__EXERCISE OBJECTIVE__:
The entries need to be copied exactly.

(Excerpt from a dataset)
##############################

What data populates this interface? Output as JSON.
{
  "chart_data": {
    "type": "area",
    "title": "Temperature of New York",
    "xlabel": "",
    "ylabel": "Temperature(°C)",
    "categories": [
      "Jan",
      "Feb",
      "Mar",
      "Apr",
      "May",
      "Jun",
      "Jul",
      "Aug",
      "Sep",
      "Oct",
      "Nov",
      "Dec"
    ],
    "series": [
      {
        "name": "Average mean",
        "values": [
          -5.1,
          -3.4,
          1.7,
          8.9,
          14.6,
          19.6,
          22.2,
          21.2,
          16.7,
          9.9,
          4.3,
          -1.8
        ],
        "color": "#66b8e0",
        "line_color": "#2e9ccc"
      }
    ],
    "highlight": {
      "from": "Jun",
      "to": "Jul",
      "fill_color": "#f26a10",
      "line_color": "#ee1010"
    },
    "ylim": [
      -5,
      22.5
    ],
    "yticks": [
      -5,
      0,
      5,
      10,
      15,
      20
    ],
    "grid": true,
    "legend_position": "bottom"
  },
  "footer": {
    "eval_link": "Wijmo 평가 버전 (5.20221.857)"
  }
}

##############################

__TASK ANSWER__:
What data populates this interface? Output as JSON.
{
  "chart_data": {
    "type": "area",
    "title": "Temperature of New York",
    "xlabel": "",
    "ylabel": "Temperature(°C)",
    "categories": [
      "Jan",
      "Feb",
      "Mar",
      "Apr",
      "May",
      "Jun",
      "Jul",
      "Aug",
      "Sep",
      "Oct",
      "Nov",
      "Dec"
    ],
    "series": [
      {
        "name": "Average mean",
        "values": [
          -5.1,
          -3.4,
          1.7,
          8.9,
          14.6,
          19.6,
          22.2,
          21.2,
          16.7,
          9.9,
          4.3,
          -1.8
        ],
        "color": "#66b8e0",
        "line_color": "#2e9ccc"
      }
    ],
    "highlight": {
      "from": "Jun",
      "to": "Jul",
      "fill_color": "#f26a10",
      "line_color": "#ee1010"
    },
    "ylim": [
      -5,
      22.5
    ],
    "yticks": [
      -5,
      0,
      5,
      10,
      15,
      20
    ],
    "grid": true,
    "legend_position": "bottom"
  },
  "footer": {
    "eval_link": "Wijmo 평가 버전 (5.20221.857)"
  }
}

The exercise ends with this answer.